*YOUR TASK*
Of the lines in these entries, how many contain the string "spent"? Give the number and nothing else.

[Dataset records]
----------

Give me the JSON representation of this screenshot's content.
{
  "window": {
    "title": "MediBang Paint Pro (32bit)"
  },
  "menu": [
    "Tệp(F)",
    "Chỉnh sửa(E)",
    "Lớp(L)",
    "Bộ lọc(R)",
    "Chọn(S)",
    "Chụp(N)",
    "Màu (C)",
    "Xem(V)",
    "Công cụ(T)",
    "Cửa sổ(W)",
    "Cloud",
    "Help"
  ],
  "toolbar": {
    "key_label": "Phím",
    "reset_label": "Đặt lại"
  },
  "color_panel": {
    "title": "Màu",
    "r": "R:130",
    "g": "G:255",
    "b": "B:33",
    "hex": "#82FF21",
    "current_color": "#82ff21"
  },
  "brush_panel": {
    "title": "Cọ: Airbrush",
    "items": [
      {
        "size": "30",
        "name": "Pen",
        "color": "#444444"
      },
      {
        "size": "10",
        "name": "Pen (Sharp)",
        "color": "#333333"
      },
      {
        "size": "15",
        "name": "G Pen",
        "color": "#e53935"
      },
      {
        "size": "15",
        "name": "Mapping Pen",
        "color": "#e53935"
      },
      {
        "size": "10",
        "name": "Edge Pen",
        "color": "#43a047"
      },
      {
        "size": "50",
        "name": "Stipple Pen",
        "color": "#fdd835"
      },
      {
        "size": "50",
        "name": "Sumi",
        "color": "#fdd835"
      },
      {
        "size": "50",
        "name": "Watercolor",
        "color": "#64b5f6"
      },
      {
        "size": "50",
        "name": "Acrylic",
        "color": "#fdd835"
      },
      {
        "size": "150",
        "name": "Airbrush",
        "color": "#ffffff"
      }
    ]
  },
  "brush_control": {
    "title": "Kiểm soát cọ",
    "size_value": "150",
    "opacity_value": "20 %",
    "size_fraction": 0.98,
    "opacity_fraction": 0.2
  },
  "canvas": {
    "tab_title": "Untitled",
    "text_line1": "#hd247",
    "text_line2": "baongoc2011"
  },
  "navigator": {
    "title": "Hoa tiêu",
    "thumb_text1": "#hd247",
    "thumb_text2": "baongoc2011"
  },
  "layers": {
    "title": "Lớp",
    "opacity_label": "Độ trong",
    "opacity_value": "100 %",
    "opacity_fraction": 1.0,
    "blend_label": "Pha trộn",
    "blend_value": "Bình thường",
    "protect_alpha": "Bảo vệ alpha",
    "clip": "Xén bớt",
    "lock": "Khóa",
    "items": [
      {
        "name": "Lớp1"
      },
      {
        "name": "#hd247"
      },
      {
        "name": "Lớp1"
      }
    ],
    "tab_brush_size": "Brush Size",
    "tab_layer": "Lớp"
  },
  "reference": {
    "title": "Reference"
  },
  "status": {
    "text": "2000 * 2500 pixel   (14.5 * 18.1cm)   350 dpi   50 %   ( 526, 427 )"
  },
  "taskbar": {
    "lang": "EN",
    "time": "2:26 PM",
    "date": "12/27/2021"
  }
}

----------

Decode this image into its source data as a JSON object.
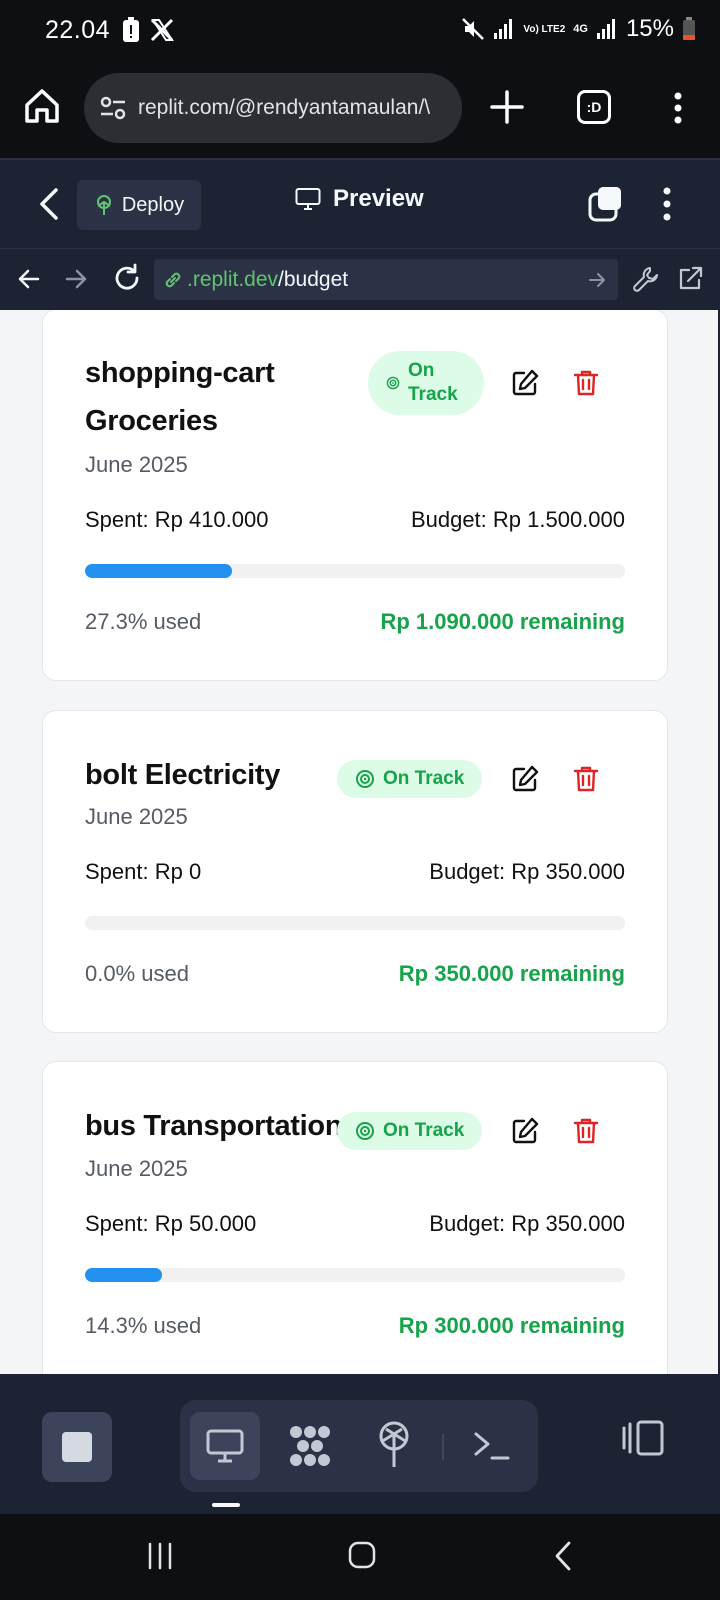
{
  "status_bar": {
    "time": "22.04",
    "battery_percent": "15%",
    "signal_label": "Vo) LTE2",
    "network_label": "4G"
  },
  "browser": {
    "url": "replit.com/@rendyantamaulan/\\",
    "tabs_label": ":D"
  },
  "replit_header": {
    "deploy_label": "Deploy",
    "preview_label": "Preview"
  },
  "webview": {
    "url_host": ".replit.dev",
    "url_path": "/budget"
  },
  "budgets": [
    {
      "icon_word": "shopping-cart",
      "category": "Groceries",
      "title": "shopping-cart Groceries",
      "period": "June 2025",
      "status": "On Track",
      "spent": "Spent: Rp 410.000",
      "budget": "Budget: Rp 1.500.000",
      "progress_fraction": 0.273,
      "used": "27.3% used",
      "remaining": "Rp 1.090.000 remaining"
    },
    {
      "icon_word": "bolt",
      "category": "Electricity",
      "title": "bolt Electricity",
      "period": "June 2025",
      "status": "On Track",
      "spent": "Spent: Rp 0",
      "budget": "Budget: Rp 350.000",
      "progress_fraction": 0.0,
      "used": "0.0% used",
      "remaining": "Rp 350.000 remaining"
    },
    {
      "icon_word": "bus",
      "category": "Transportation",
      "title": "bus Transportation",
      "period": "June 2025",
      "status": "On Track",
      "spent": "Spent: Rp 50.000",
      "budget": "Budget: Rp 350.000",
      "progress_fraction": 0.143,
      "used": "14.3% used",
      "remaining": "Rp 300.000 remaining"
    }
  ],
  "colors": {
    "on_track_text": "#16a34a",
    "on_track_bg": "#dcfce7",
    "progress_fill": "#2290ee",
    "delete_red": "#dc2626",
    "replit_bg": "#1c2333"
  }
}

----------

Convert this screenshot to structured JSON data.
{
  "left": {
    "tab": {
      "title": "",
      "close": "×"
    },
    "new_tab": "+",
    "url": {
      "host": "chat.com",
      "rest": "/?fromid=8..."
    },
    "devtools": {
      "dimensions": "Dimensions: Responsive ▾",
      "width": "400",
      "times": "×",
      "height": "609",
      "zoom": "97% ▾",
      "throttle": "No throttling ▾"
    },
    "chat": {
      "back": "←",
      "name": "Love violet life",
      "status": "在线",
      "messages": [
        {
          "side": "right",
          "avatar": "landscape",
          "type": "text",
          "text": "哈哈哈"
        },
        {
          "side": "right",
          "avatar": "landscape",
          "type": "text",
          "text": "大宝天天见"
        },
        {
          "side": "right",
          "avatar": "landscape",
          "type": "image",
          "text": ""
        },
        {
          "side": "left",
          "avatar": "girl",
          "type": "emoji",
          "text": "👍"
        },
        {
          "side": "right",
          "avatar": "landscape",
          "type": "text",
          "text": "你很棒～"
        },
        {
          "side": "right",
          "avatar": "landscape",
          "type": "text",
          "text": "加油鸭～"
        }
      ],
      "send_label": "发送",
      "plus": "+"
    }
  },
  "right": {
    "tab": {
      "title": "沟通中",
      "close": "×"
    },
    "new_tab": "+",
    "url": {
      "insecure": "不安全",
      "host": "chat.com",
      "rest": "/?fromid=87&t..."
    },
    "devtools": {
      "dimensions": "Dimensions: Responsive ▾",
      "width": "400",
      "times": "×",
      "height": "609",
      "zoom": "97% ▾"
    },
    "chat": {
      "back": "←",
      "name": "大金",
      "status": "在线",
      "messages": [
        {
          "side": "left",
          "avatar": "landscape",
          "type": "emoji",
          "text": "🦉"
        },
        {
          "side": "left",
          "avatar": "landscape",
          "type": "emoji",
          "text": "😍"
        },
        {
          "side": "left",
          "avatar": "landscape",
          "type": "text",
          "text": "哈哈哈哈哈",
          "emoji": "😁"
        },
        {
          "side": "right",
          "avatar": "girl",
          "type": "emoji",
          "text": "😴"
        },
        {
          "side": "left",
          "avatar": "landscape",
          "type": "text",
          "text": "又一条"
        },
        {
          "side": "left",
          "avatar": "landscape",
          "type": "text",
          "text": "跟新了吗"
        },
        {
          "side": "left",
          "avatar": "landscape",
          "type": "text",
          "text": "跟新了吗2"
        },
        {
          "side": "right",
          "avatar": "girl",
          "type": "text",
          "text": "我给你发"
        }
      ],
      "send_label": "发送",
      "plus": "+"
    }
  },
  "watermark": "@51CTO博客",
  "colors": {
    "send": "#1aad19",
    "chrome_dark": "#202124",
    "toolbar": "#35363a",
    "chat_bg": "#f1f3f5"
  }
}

----------

*FINISHED EXERCISE*
3